*** Records for this task
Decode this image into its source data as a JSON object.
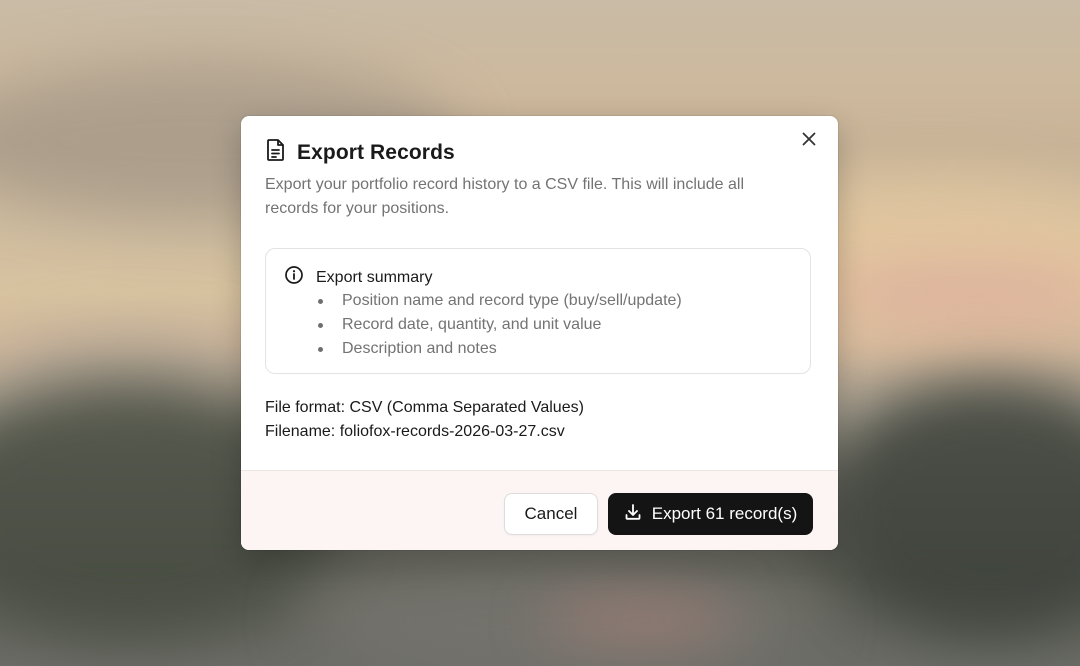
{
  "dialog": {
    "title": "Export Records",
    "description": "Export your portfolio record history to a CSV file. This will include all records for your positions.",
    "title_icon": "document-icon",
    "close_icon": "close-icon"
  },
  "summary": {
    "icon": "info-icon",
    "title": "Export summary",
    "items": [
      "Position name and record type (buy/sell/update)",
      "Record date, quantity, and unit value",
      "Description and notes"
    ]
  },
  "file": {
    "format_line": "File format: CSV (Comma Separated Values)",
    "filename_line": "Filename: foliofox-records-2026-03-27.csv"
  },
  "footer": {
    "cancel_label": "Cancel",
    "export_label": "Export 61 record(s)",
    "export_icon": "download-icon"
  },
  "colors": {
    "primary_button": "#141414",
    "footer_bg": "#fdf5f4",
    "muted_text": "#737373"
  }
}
******
Write out the data precisely as given, excluding the pictures.

#### Solution for this exercise:
Decode this image into its source data as a JSON object.
{
  "dialog": {
    "title": "Export Records",
    "description": "Export your portfolio record history to a CSV file. This will include all records for your positions.",
    "title_icon": "document-icon",
    "close_icon": "close-icon"
  },
  "summary": {
    "icon": "info-icon",
    "title": "Export summary",
    "items": [
      "Position name and record type (buy/sell/update)",
      "Record date, quantity, and unit value",
      "Description and notes"
    ]
  },
  "file": {
    "format_line": "File format: CSV (Comma Separated Values)",
    "filename_line": "Filename: foliofox-records-2026-03-27.csv"
  },
  "footer": {
    "cancel_label": "Cancel",
    "export_label": "Export 61 record(s)",
    "export_icon": "download-icon"
  },
  "colors": {
    "primary_button": "#141414",
    "footer_bg": "#fdf5f4",
    "muted_text": "#737373"
  }
}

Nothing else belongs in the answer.